> **Exercise materials**

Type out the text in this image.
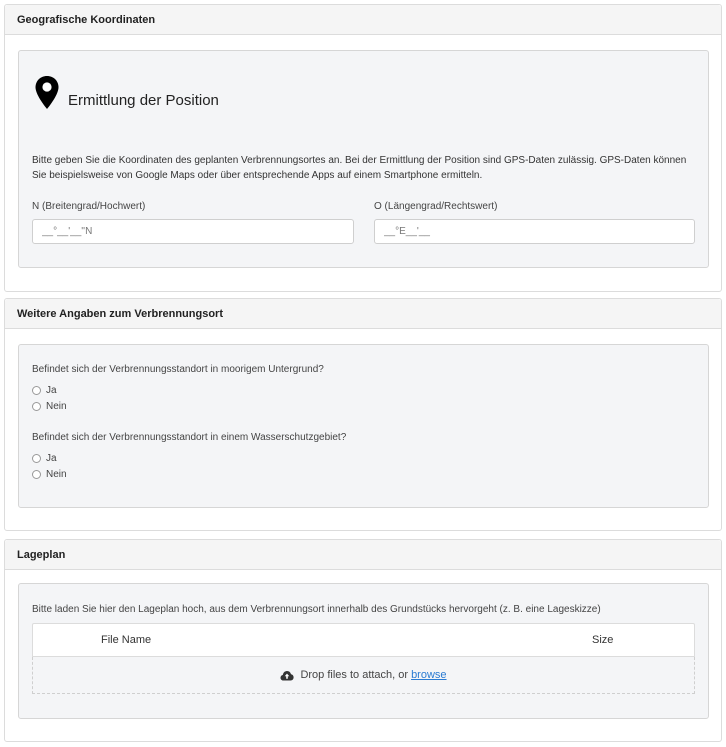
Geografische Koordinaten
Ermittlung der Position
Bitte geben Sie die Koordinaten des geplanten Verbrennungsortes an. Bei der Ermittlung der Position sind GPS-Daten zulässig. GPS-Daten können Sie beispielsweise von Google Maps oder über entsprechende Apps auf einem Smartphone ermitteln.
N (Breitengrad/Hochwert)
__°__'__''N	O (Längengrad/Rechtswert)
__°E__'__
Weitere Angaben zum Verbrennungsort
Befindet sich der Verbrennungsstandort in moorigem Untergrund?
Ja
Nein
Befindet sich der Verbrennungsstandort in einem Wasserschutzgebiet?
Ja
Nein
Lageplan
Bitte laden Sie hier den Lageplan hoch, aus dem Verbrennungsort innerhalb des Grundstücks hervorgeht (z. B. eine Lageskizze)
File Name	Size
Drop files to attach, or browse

--

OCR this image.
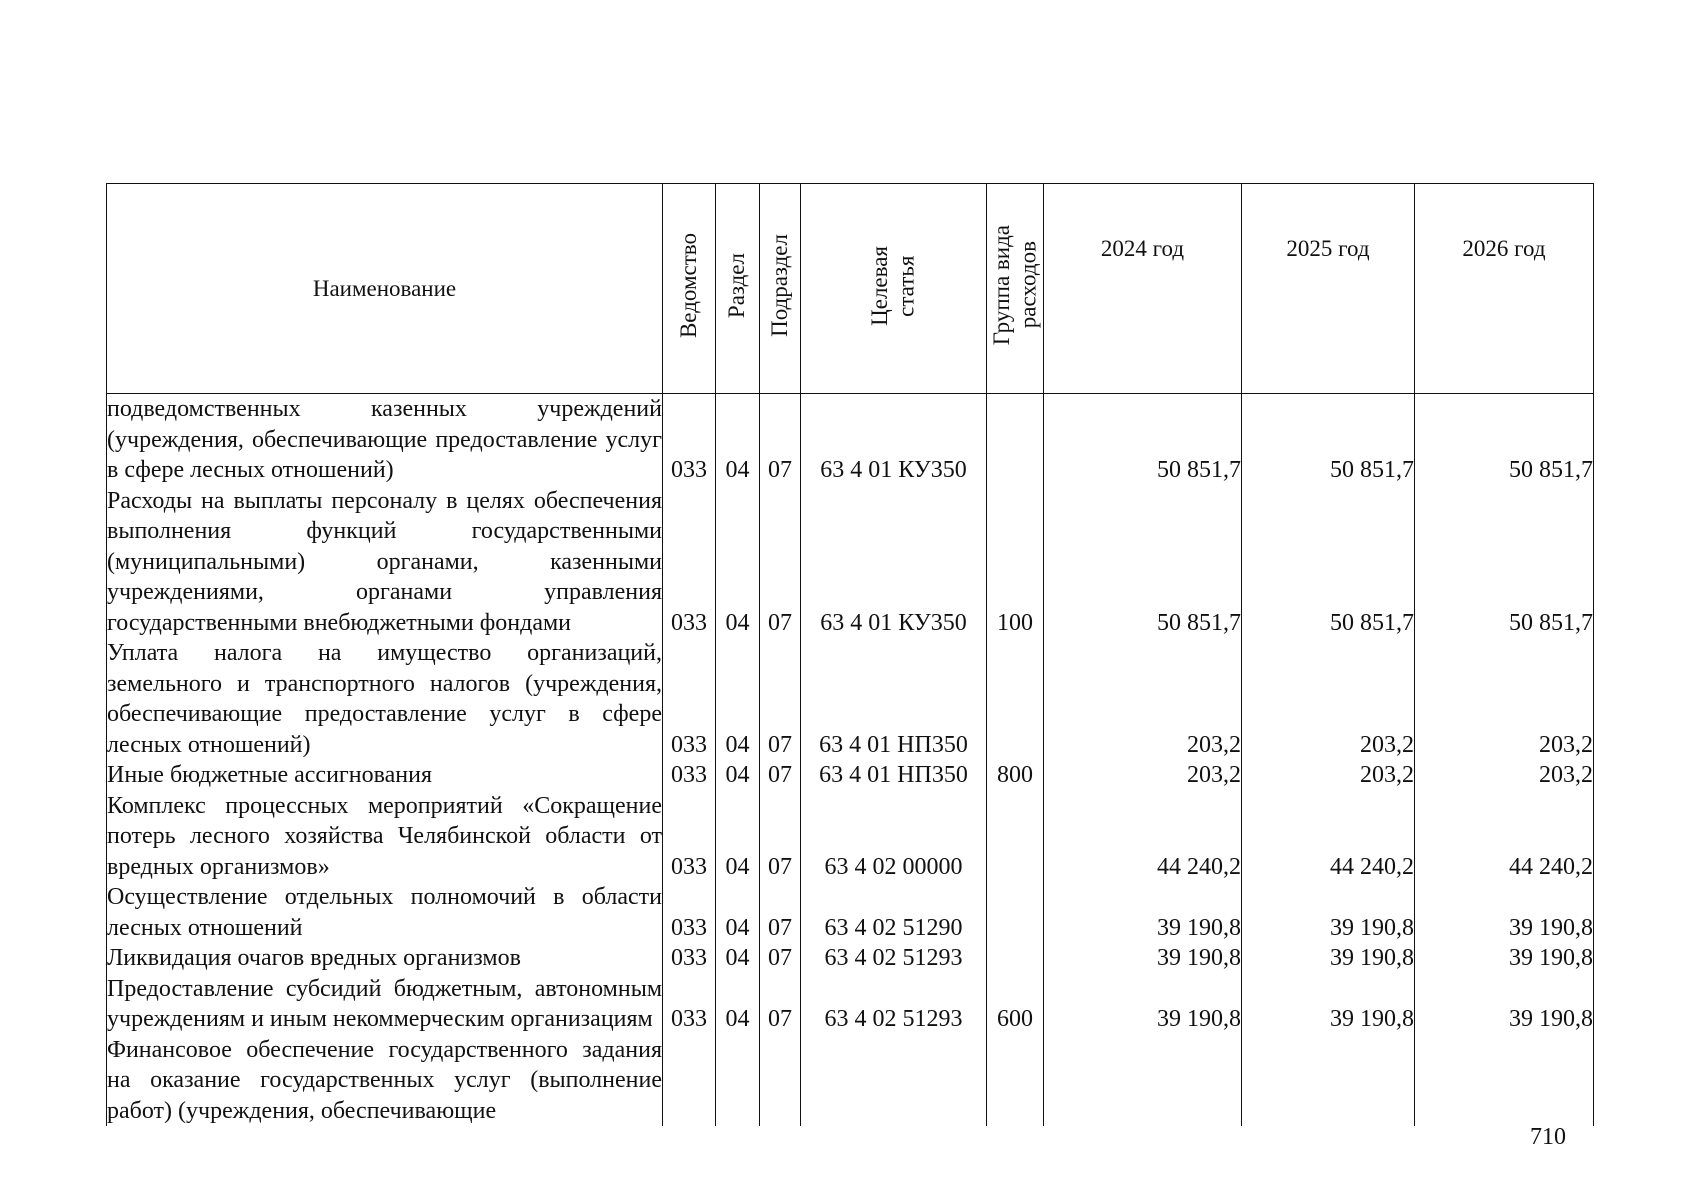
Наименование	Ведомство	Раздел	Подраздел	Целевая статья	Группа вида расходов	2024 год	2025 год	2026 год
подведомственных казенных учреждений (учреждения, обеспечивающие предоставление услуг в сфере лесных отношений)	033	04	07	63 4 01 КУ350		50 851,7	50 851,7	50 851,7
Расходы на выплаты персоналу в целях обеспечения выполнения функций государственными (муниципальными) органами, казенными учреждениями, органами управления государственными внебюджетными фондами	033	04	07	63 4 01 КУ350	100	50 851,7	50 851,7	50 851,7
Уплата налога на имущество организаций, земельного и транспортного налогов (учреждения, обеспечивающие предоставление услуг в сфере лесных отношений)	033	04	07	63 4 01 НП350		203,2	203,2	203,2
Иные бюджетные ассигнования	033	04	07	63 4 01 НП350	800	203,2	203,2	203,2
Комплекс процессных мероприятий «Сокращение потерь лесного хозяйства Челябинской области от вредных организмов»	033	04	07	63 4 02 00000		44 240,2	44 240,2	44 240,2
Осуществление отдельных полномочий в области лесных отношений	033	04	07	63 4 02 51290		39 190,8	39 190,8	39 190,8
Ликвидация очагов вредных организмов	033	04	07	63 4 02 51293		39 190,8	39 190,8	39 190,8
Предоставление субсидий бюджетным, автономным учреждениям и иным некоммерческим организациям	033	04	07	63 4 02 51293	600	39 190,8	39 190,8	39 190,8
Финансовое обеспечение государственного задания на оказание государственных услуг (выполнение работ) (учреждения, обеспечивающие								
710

> **Exercise**
Only lines holding the string "области" are wanted; gather each one from the entries above.

> **Answer to this problem**
Комплекс процессных мероприятий «Сокращение потерь лесного хозяйства Челябинской области от вредных организмов»	033	04	07	63 4 02 00000		44 240,2	44 240,2	44 240,2
Осуществление отдельных полномочий в области лесных отношений	033	04	07	63 4 02 51290		39 190,8	39 190,8	39 190,8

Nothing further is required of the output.